Leave out the pictures; transcribe all else exactly.

-------------------------

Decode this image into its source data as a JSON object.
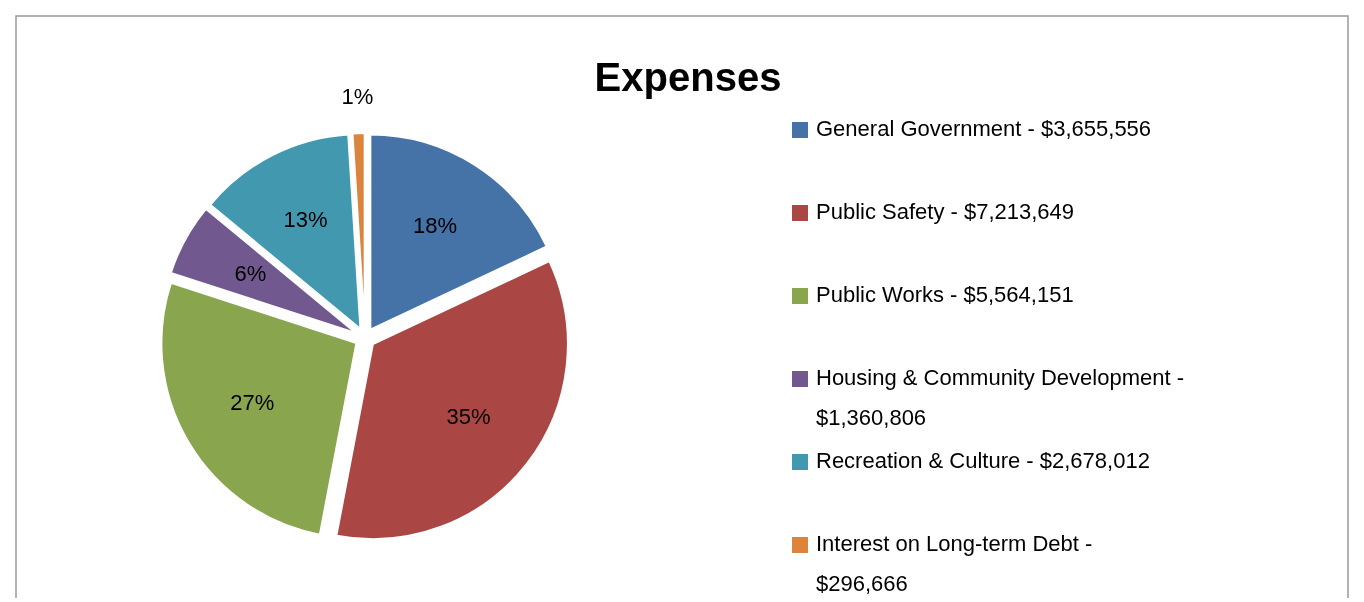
{
  "chart_data": {
    "type": "pie",
    "title": "Expenses",
    "categories": [
      "General Government - $3,655,556",
      "Public Safety - $7,213,649",
      "Public Works - $5,564,151",
      "Housing & Community Development - $1,360,806",
      "Recreation & Culture - $2,678,012",
      "Interest on Long-term Debt - $296,666"
    ],
    "values": [
      18,
      35,
      27,
      6,
      13,
      1
    ],
    "colors": [
      "#4572a7",
      "#aa4643",
      "#89a54e",
      "#71588f",
      "#4198af",
      "#db843d"
    ],
    "value_labels": [
      "18%",
      "35%",
      "27%",
      "6%",
      "13%",
      "1%"
    ],
    "legend": "right"
  }
}
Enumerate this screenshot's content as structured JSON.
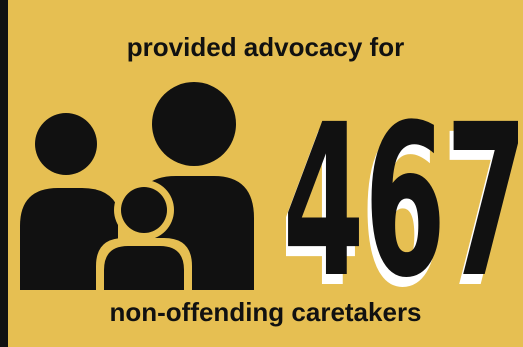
{
  "headline": "provided advocacy for",
  "count": "467",
  "footline": "non-offending caretakers",
  "icon": "family-icon",
  "colors": {
    "background": "#e6bf52",
    "foreground": "#111111",
    "shadow": "#ffffff"
  }
}
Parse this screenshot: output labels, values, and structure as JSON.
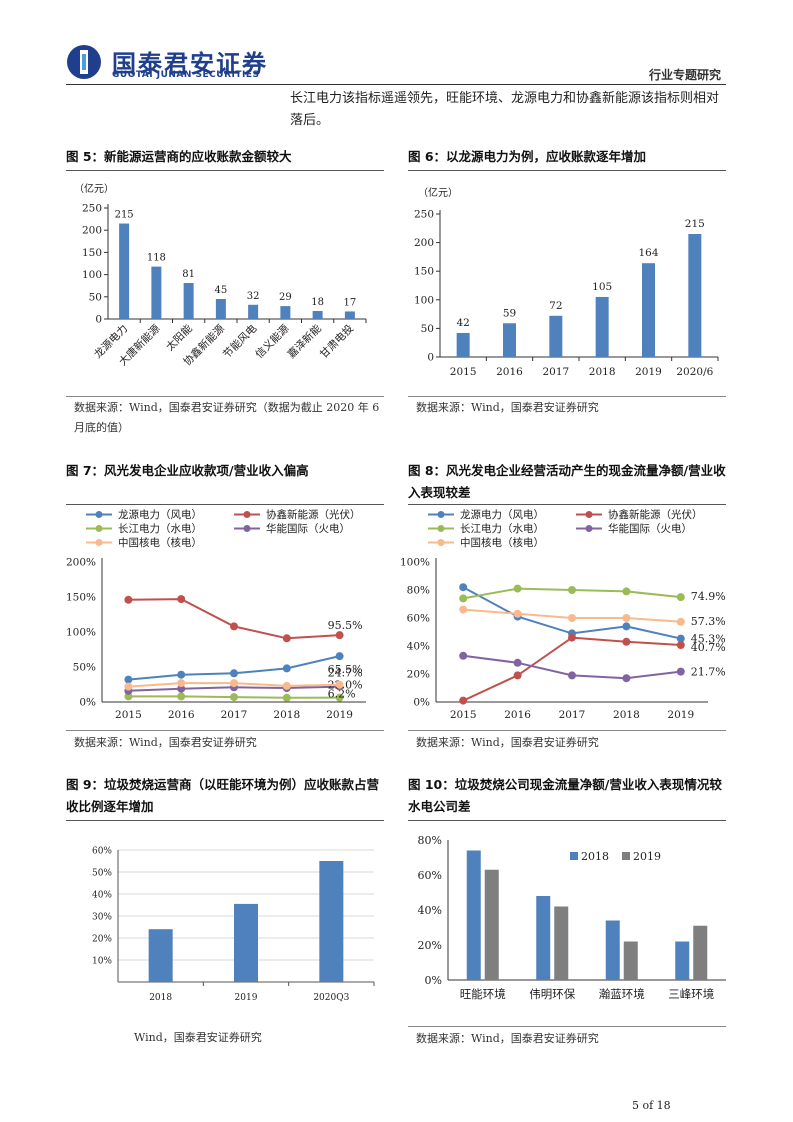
{
  "header": {
    "brand_cn": "国泰君安证券",
    "brand_en": "GUOTAI JUNAN SECURITIES",
    "report_type": "行业专题研究",
    "brand_color": "#1f3f8c"
  },
  "intro_text": "长江电力该指标遥遥领先，旺能环境、龙源电力和协鑫新能源该指标则相对落后。",
  "page_number": "5 of 18",
  "colors": {
    "bar": "#4f81bd",
    "gray_bar": "#7f7f7f",
    "blue_line": "#4f81bd",
    "red_line": "#c0504d",
    "green_line": "#9bbb59",
    "purple_line": "#8064a2",
    "orange_line": "#f9b98d"
  },
  "figures": [
    {
      "title": "图 5：新能源运营商的应收账款金额较大",
      "source": "数据来源：Wind，国泰君安证券研究（数据为截止 2020 年 6 月底的值）",
      "chart_data": {
        "type": "bar",
        "unit_label": "（亿元）",
        "categories": [
          "龙源电力",
          "大唐新能源",
          "太阳能",
          "协鑫新能源",
          "节能风电",
          "信义能源",
          "嘉泽新能",
          "甘肃电投"
        ],
        "values": [
          215,
          118,
          81,
          45,
          32,
          29,
          18,
          17
        ],
        "data_labels": [
          "215",
          "118",
          "81",
          "45",
          "32",
          "29",
          "18",
          "17"
        ],
        "yticks": [
          "0",
          "50",
          "100",
          "150",
          "200",
          "250"
        ],
        "ylim": [
          0,
          250
        ]
      }
    },
    {
      "title": "图 6：以龙源电力为例，应收账款逐年增加",
      "source": "数据来源：Wind，国泰君安证券研究",
      "chart_data": {
        "type": "bar",
        "unit_label": "（亿元）",
        "categories": [
          "2015",
          "2016",
          "2017",
          "2018",
          "2019",
          "2020/6"
        ],
        "values": [
          42,
          59,
          72,
          105,
          164,
          215
        ],
        "data_labels": [
          "42",
          "59",
          "72",
          "105",
          "164",
          "215"
        ],
        "yticks": [
          "0",
          "50",
          "100",
          "150",
          "200",
          "250"
        ],
        "ylim": [
          0,
          250
        ]
      }
    },
    {
      "title": "图 7：风光发电企业应收款项/营业收入偏高",
      "source": "数据来源：Wind，国泰君安证券研究",
      "chart_data": {
        "type": "line",
        "categories": [
          "2015",
          "2016",
          "2017",
          "2018",
          "2019"
        ],
        "yticks": [
          "0%",
          "50%",
          "100%",
          "150%",
          "200%"
        ],
        "ylim": [
          0,
          200
        ],
        "legend": "top",
        "series": [
          {
            "name": "龙源电力（风电）",
            "values": [
              32,
              39,
              41,
              48,
              65.5
            ],
            "color": "#4f81bd",
            "end_label": "65.5%"
          },
          {
            "name": "协鑫新能源（光伏）",
            "values": [
              146,
              147,
              108,
              91,
              95.5
            ],
            "color": "#c0504d",
            "end_label": "95.5%"
          },
          {
            "name": "长江电力（水电）",
            "values": [
              8,
              8,
              7,
              6,
              6.2
            ],
            "color": "#9bbb59",
            "end_label": "6.2%"
          },
          {
            "name": "华能国际（火电）",
            "values": [
              16,
              19,
              21,
              20,
              22.0
            ],
            "color": "#8064a2",
            "end_label": "22.0%"
          },
          {
            "name": "中国核电（核电）",
            "values": [
              22,
              27,
              27,
              23,
              24.7
            ],
            "color": "#f9b98d",
            "end_label": "24.7%"
          }
        ]
      }
    },
    {
      "title": "图 8：风光发电企业经营活动产生的现金流量净额/营业收入表现较差",
      "source": "数据来源：Wind，国泰君安证券研究",
      "chart_data": {
        "type": "line",
        "categories": [
          "2015",
          "2016",
          "2017",
          "2018",
          "2019"
        ],
        "yticks": [
          "0%",
          "20%",
          "40%",
          "60%",
          "80%",
          "100%"
        ],
        "ylim": [
          0,
          100
        ],
        "legend": "top",
        "series": [
          {
            "name": "龙源电力（风电）",
            "values": [
              82,
              61,
              49,
              54,
              45.3
            ],
            "color": "#4f81bd",
            "end_label": "45.3%"
          },
          {
            "name": "协鑫新能源（光伏）",
            "values": [
              1,
              19,
              46,
              43,
              40.7
            ],
            "color": "#c0504d",
            "end_label": "40.7%"
          },
          {
            "name": "长江电力（水电）",
            "values": [
              74,
              81,
              80,
              79,
              74.9
            ],
            "color": "#9bbb59",
            "end_label": "74.9%"
          },
          {
            "name": "华能国际（火电）",
            "values": [
              33,
              28,
              19,
              17,
              21.7
            ],
            "color": "#8064a2",
            "end_label": "21.7%"
          },
          {
            "name": "中国核电（核电）",
            "values": [
              66,
              63,
              60,
              60,
              57.3
            ],
            "color": "#f9b98d",
            "end_label": "57.3%"
          }
        ]
      }
    },
    {
      "title": "图 9：垃圾焚烧运营商（以旺能环境为例）应收账款占营收比例逐年增加",
      "source": "Wind，国泰君安证券研究",
      "chart_data": {
        "type": "bar",
        "categories": [
          "2018",
          "2019",
          "2020Q3"
        ],
        "values": [
          24,
          35.5,
          55
        ],
        "yticks": [
          "10%",
          "20%",
          "30%",
          "40%",
          "50%",
          "60%"
        ],
        "ylim": [
          0,
          60
        ]
      }
    },
    {
      "title": "图 10：垃圾焚烧公司现金流量净额/营业收入表现情况较水电公司差",
      "source": "数据来源：Wind，国泰君安证券研究",
      "chart_data": {
        "type": "bar",
        "categories": [
          "旺能环境",
          "伟明环保",
          "瀚蓝环境",
          "三峰环境"
        ],
        "yticks": [
          "0%",
          "20%",
          "40%",
          "60%",
          "80%"
        ],
        "ylim": [
          0,
          80
        ],
        "legend": "top-right",
        "series": [
          {
            "name": "2018",
            "values": [
              74,
              48,
              34,
              22
            ],
            "color": "#4f81bd"
          },
          {
            "name": "2019",
            "values": [
              63,
              42,
              22,
              31
            ],
            "color": "#7f7f7f"
          }
        ]
      }
    }
  ]
}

-------------------------

**EXPECTED OUTPUT:**
Decode this image into its source data as a JSON object.
{
  "chart_data": {
    "type": "pie",
    "title": "Expenses",
    "categories": [
      "General Government - $3,655,556",
      "Public Safety - $7,213,649",
      "Public Works - $5,564,151",
      "Housing & Community Development - $1,360,806",
      "Recreation & Culture - $2,678,012",
      "Interest on Long-term Debt - $296,666"
    ],
    "values": [
      18,
      35,
      27,
      6,
      13,
      1
    ],
    "colors": [
      "#4572a7",
      "#aa4643",
      "#89a54e",
      "#71588f",
      "#4198af",
      "#db843d"
    ],
    "value_labels": [
      "18%",
      "35%",
      "27%",
      "6%",
      "13%",
      "1%"
    ],
    "legend": "right"
  }
}
Enumerate this screenshot's content as structured JSON.
{
  "headline": "provided advocacy for",
  "count": "467",
  "footline": "non-offending caretakers",
  "icon": "family-icon",
  "colors": {
    "background": "#e6bf52",
    "foreground": "#111111",
    "shadow": "#ffffff"
  }
}
Parse this screenshot: output labels, values, and structure as JSON.
{
  "header": {
    "brand_cn": "国泰君安证券",
    "brand_en": "GUOTAI JUNAN SECURITIES",
    "report_type": "行业专题研究",
    "brand_color": "#1f3f8c"
  },
  "intro_text": "长江电力该指标遥遥领先，旺能环境、龙源电力和协鑫新能源该指标则相对落后。",
  "page_number": "5 of 18",
  "colors": {
    "bar": "#4f81bd",
    "gray_bar": "#7f7f7f",
    "blue_line": "#4f81bd",
    "red_line": "#c0504d",
    "green_line": "#9bbb59",
    "purple_line": "#8064a2",
    "orange_line": "#f9b98d"
  },
  "figures": [
    {
      "title": "图 5：新能源运营商的应收账款金额较大",
      "source": "数据来源：Wind，国泰君安证券研究（数据为截止 2020 年 6 月底的值）",
      "chart_data": {
        "type": "bar",
        "unit_label": "（亿元）",
        "categories": [
          "龙源电力",
          "大唐新能源",
          "太阳能",
          "协鑫新能源",
          "节能风电",
          "信义能源",
          "嘉泽新能",
          "甘肃电投"
        ],
        "values": [
          215,
          118,
          81,
          45,
          32,
          29,
          18,
          17
        ],
        "data_labels": [
          "215",
          "118",
          "81",
          "45",
          "32",
          "29",
          "18",
          "17"
        ],
        "yticks": [
          "0",
          "50",
          "100",
          "150",
          "200",
          "250"
        ],
        "ylim": [
          0,
          250
        ]
      }
    },
    {
      "title": "图 6：以龙源电力为例，应收账款逐年增加",
      "source": "数据来源：Wind，国泰君安证券研究",
      "chart_data": {
        "type": "bar",
        "unit_label": "（亿元）",
        "categories": [
          "2015",
          "2016",
          "2017",
          "2018",
          "2019",
          "2020/6"
        ],
        "values": [
          42,
          59,
          72,
          105,
          164,
          215
        ],
        "data_labels": [
          "42",
          "59",
          "72",
          "105",
          "164",
          "215"
        ],
        "yticks": [
          "0",
          "50",
          "100",
          "150",
          "200",
          "250"
        ],
        "ylim": [
          0,
          250
        ]
      }
    },
    {
      "title": "图 7：风光发电企业应收款项/营业收入偏高",
      "source": "数据来源：Wind，国泰君安证券研究",
      "chart_data": {
        "type": "line",
        "categories": [
          "2015",
          "2016",
          "2017",
          "2018",
          "2019"
        ],
        "yticks": [
          "0%",
          "50%",
          "100%",
          "150%",
          "200%"
        ],
        "ylim": [
          0,
          200
        ],
        "legend": "top",
        "series": [
          {
            "name": "龙源电力（风电）",
            "values": [
              32,
              39,
              41,
              48,
              65.5
            ],
            "color": "#4f81bd",
            "end_label": "65.5%"
          },
          {
            "name": "协鑫新能源（光伏）",
            "values": [
              146,
              147,
              108,
              91,
              95.5
            ],
            "color": "#c0504d",
            "end_label": "95.5%"
          },
          {
            "name": "长江电力（水电）",
            "values": [
              8,
              8,
              7,
              6,
              6.2
            ],
            "color": "#9bbb59",
            "end_label": "6.2%"
          },
          {
            "name": "华能国际（火电）",
            "values": [
              16,
              19,
              21,
              20,
              22.0
            ],
            "color": "#8064a2",
            "end_label": "22.0%"
          },
          {
            "name": "中国核电（核电）",
            "values": [
              22,
              27,
              27,
              23,
              24.7
            ],
            "color": "#f9b98d",
            "end_label": "24.7%"
          }
        ]
      }
    },
    {
      "title": "图 8：风光发电企业经营活动产生的现金流量净额/营业收入表现较差",
      "source": "数据来源：Wind，国泰君安证券研究",
      "chart_data": {
        "type": "line",
        "categories": [
          "2015",
          "2016",
          "2017",
          "2018",
          "2019"
        ],
        "yticks": [
          "0%",
          "20%",
          "40%",
          "60%",
          "80%",
          "100%"
        ],
        "ylim": [
          0,
          100
        ],
        "legend": "top",
        "series": [
          {
            "name": "龙源电力（风电）",
            "values": [
              82,
              61,
              49,
              54,
              45.3
            ],
            "color": "#4f81bd",
            "end_label": "45.3%"
          },
          {
            "name": "协鑫新能源（光伏）",
            "values": [
              1,
              19,
              46,
              43,
              40.7
            ],
            "color": "#c0504d",
            "end_label": "40.7%"
          },
          {
            "name": "长江电力（水电）",
            "values": [
              74,
              81,
              80,
              79,
              74.9
            ],
            "color": "#9bbb59",
            "end_label": "74.9%"
          },
          {
            "name": "华能国际（火电）",
            "values": [
              33,
              28,
              19,
              17,
              21.7
            ],
            "color": "#8064a2",
            "end_label": "21.7%"
          },
          {
            "name": "中国核电（核电）",
            "values": [
              66,
              63,
              60,
              60,
              57.3
            ],
            "color": "#f9b98d",
            "end_label": "57.3%"
          }
        ]
      }
    },
    {
      "title": "图 9：垃圾焚烧运营商（以旺能环境为例）应收账款占营收比例逐年增加",
      "source": "Wind，国泰君安证券研究",
      "chart_data": {
        "type": "bar",
        "categories": [
          "2018",
          "2019",
          "2020Q3"
        ],
        "values": [
          24,
          35.5,
          55
        ],
        "yticks": [
          "10%",
          "20%",
          "30%",
          "40%",
          "50%",
          "60%"
        ],
        "ylim": [
          0,
          60
        ]
      }
    },
    {
      "title": "图 10：垃圾焚烧公司现金流量净额/营业收入表现情况较水电公司差",
      "source": "数据来源：Wind，国泰君安证券研究",
      "chart_data": {
        "type": "bar",
        "categories": [
          "旺能环境",
          "伟明环保",
          "瀚蓝环境",
          "三峰环境"
        ],
        "yticks": [
          "0%",
          "20%",
          "40%",
          "60%",
          "80%"
        ],
        "ylim": [
          0,
          80
        ],
        "legend": "top-right",
        "series": [
          {
            "name": "2018",
            "values": [
              74,
              48,
              34,
              22
            ],
            "color": "#4f81bd"
          },
          {
            "name": "2019",
            "values": [
              63,
              42,
              22,
              31
            ],
            "color": "#7f7f7f"
          }
        ]
      }
    }
  ]
}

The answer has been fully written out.